TASK INSTRUCTIONS:
Pull out every line in the data that has the string "Method" in it.
== EXCERPTED RECORDS ==
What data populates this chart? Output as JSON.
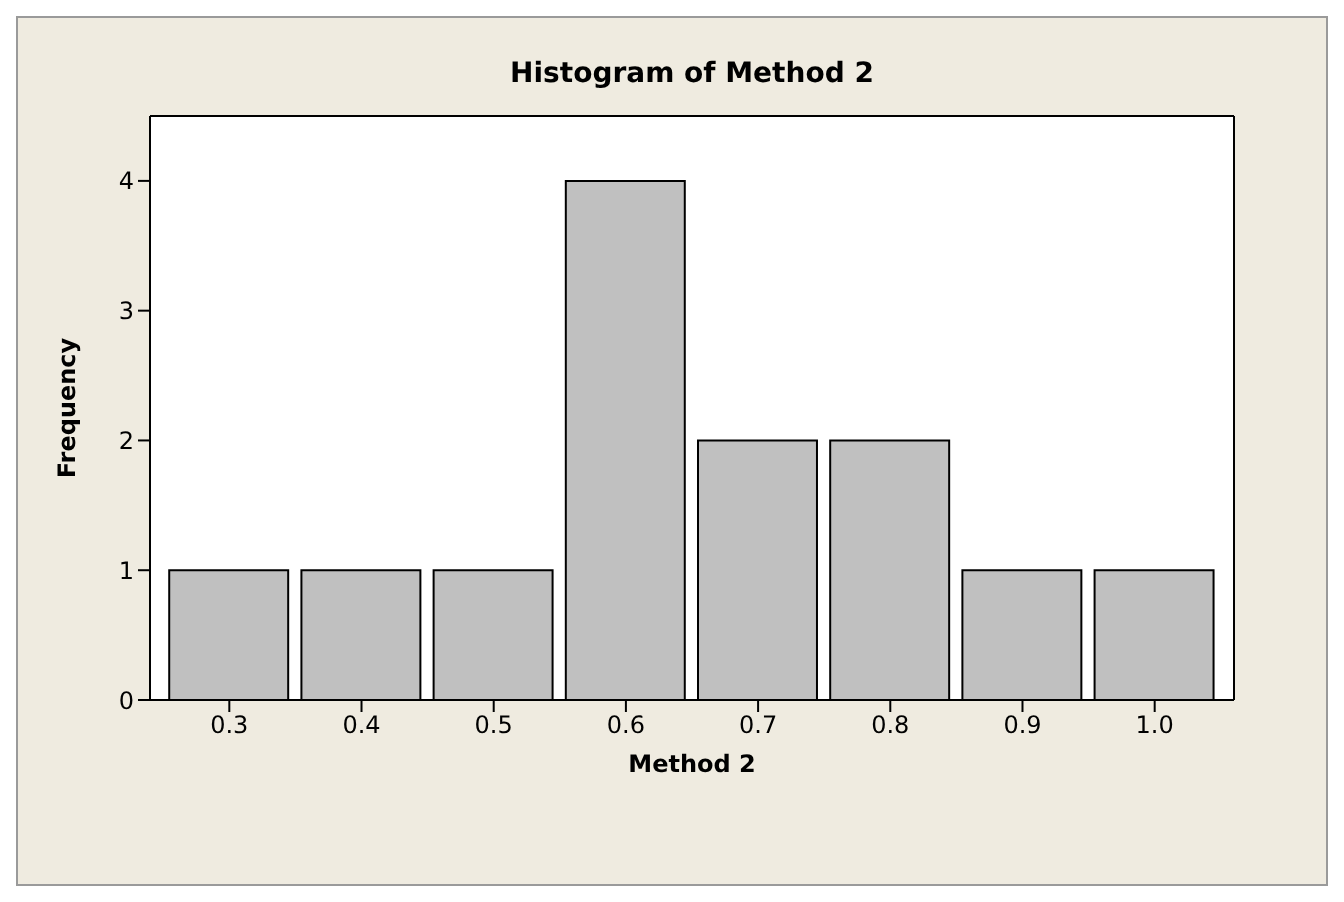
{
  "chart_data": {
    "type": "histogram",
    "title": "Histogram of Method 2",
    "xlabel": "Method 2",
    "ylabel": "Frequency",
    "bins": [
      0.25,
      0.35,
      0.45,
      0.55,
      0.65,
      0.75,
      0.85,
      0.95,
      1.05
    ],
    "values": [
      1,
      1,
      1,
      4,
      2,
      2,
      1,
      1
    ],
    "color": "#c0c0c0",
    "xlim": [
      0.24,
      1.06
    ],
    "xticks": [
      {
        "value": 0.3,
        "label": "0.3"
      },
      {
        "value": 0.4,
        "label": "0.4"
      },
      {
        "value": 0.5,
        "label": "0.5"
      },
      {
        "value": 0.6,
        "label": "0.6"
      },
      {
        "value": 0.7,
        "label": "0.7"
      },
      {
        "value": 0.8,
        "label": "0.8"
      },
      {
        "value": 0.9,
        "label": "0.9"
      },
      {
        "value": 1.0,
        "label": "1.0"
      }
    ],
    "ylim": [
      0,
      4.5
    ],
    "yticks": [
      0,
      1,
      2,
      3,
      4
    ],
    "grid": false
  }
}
===
WRITTEN SOLUTION:
    "title": "Histogram of Method 2",
    "xlabel": "Method 2",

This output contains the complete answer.